▸ **THE REQUEST**
Reproduce this listing in full.

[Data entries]
-- start --

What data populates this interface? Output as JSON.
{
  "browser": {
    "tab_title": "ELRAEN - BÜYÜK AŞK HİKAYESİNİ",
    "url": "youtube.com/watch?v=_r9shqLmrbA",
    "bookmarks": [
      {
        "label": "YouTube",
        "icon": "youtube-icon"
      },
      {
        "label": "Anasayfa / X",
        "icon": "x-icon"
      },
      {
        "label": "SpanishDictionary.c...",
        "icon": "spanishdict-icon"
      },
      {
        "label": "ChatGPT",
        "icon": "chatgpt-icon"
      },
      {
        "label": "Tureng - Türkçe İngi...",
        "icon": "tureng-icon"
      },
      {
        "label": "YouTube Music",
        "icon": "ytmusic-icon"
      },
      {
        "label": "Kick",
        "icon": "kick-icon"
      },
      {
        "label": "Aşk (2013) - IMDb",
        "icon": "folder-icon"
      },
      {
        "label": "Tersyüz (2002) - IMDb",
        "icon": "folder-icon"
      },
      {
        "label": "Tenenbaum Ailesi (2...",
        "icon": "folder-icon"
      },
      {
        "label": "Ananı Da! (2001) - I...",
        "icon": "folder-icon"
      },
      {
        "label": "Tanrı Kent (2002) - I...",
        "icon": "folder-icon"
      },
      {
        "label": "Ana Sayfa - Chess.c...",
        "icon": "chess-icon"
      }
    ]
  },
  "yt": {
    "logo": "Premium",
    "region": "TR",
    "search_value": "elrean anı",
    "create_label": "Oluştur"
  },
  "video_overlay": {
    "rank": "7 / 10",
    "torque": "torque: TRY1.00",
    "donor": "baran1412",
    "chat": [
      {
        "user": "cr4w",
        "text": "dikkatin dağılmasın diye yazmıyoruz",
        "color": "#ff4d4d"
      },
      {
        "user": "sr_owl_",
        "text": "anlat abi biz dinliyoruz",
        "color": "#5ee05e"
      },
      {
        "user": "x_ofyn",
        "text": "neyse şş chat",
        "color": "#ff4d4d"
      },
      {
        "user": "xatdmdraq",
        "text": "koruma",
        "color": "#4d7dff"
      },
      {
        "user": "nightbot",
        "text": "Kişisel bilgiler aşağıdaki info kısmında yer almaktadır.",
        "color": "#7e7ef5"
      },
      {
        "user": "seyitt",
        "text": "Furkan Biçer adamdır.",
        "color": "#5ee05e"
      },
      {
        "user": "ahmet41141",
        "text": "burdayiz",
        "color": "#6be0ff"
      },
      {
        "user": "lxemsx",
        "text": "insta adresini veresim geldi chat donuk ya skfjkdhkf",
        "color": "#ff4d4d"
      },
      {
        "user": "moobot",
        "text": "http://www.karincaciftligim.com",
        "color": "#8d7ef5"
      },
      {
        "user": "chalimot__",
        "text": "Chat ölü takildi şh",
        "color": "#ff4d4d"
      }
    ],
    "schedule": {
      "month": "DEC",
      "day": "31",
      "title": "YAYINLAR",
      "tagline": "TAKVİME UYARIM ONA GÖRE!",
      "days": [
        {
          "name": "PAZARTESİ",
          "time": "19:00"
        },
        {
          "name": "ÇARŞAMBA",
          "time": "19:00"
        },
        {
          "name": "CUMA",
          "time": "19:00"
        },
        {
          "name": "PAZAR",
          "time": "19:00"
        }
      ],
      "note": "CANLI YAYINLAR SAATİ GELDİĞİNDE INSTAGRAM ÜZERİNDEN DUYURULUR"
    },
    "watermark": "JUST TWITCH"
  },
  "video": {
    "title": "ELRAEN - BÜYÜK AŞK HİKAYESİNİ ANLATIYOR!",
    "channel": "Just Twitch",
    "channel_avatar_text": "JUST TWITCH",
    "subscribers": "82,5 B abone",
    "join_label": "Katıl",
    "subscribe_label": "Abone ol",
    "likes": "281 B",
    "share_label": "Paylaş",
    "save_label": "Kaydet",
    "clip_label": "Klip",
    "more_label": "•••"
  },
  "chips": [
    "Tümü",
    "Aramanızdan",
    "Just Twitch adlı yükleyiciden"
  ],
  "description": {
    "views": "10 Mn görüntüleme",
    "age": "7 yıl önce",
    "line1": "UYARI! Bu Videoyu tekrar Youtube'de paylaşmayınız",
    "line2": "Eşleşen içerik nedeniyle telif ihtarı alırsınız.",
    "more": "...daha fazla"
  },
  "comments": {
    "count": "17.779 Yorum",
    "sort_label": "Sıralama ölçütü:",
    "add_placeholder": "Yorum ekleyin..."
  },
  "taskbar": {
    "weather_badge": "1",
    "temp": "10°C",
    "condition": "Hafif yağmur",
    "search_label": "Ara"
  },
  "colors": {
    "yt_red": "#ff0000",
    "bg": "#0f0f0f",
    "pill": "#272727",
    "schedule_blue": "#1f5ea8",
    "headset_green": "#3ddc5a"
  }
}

-- end --

▸ **THE RESPONSE**
What data populates this interface? Output as JSON.
{
  "browser": {
    "tab_title": "ELRAEN - BÜYÜK AŞK HİKAYESİNİ",
    "url": "youtube.com/watch?v=_r9shqLmrbA",
    "bookmarks": [
      {
        "label": "YouTube",
        "icon": "youtube-icon"
      },
      {
        "label": "Anasayfa / X",
        "icon": "x-icon"
      },
      {
        "label": "SpanishDictionary.c...",
        "icon": "spanishdict-icon"
      },
      {
        "label": "ChatGPT",
        "icon": "chatgpt-icon"
      },
      {
        "label": "Tureng - Türkçe İngi...",
        "icon": "tureng-icon"
      },
      {
        "label": "YouTube Music",
        "icon": "ytmusic-icon"
      },
      {
        "label": "Kick",
        "icon": "kick-icon"
      },
      {
        "label": "Aşk (2013) - IMDb",
        "icon": "folder-icon"
      },
      {
        "label": "Tersyüz (2002) - IMDb",
        "icon": "folder-icon"
      },
      {
        "label": "Tenenbaum Ailesi (2...",
        "icon": "folder-icon"
      },
      {
        "label": "Ananı Da! (2001) - I...",
        "icon": "folder-icon"
      },
      {
        "label": "Tanrı Kent (2002) - I...",
        "icon": "folder-icon"
      },
      {
        "label": "Ana Sayfa - Chess.c...",
        "icon": "chess-icon"
      }
    ]
  },
  "yt": {
    "logo": "Premium",
    "region": "TR",
    "search_value": "elrean anı",
    "create_label": "Oluştur"
  },
  "video_overlay": {
    "rank": "7 / 10",
    "torque": "torque: TRY1.00",
    "donor": "baran1412",
    "chat": [
      {
        "user": "cr4w",
        "text": "dikkatin dağılmasın diye yazmıyoruz",
        "color": "#ff4d4d"
      },
      {
        "user": "sr_owl_",
        "text": "anlat abi biz dinliyoruz",
        "color": "#5ee05e"
      },
      {
        "user": "x_ofyn",
        "text": "neyse şş chat",
        "color": "#ff4d4d"
      },
      {
        "user": "xatdmdraq",
        "text": "koruma",
        "color": "#4d7dff"
      },
      {
        "user": "nightbot",
        "text": "Kişisel bilgiler aşağıdaki info kısmında yer almaktadır.",
        "color": "#7e7ef5"
      },
      {
        "user": "seyitt",
        "text": "Furkan Biçer adamdır.",
        "color": "#5ee05e"
      },
      {
        "user": "ahmet41141",
        "text": "burdayiz",
        "color": "#6be0ff"
      },
      {
        "user": "lxemsx",
        "text": "insta adresini veresim geldi chat donuk ya skfjkdhkf",
        "color": "#ff4d4d"
      },
      {
        "user": "moobot",
        "text": "http://www.karincaciftligim.com",
        "color": "#8d7ef5"
      },
      {
        "user": "chalimot__",
        "text": "Chat ölü takildi şh",
        "color": "#ff4d4d"
      }
    ],
    "schedule": {
      "month": "DEC",
      "day": "31",
      "title": "YAYINLAR",
      "tagline": "TAKVİME UYARIM ONA GÖRE!",
      "days": [
        {
          "name": "PAZARTESİ",
          "time": "19:00"
        },
        {
          "name": "ÇARŞAMBA",
          "time": "19:00"
        },
        {
          "name": "CUMA",
          "time": "19:00"
        },
        {
          "name": "PAZAR",
          "time": "19:00"
        }
      ],
      "note": "CANLI YAYINLAR SAATİ GELDİĞİNDE INSTAGRAM ÜZERİNDEN DUYURULUR"
    },
    "watermark": "JUST TWITCH"
  },
  "video": {
    "title": "ELRAEN - BÜYÜK AŞK HİKAYESİNİ ANLATIYOR!",
    "channel": "Just Twitch",
    "channel_avatar_text": "JUST TWITCH",
    "subscribers": "82,5 B abone",
    "join_label": "Katıl",
    "subscribe_label": "Abone ol",
    "likes": "281 B",
    "share_label": "Paylaş",
    "save_label": "Kaydet",
    "clip_label": "Klip",
    "more_label": "•••"
  },
  "chips": [
    "Tümü",
    "Aramanızdan",
    "Just Twitch adlı yükleyiciden"
  ],
  "description": {
    "views": "10 Mn görüntüleme",
    "age": "7 yıl önce",
    "line1": "UYARI! Bu Videoyu tekrar Youtube'de paylaşmayınız",
    "line2": "Eşleşen içerik nedeniyle telif ihtarı alırsınız.",
    "more": "...daha fazla"
  },
  "comments": {
    "count": "17.779 Yorum",
    "sort_label": "Sıralama ölçütü:",
    "add_placeholder": "Yorum ekleyin..."
  },
  "taskbar": {
    "weather_badge": "1",
    "temp": "10°C",
    "condition": "Hafif yağmur",
    "search_label": "Ara"
  },
  "colors": {
    "yt_red": "#ff0000",
    "bg": "#0f0f0f",
    "pill": "#272727",
    "schedule_blue": "#1f5ea8",
    "headset_green": "#3ddc5a"
  }
}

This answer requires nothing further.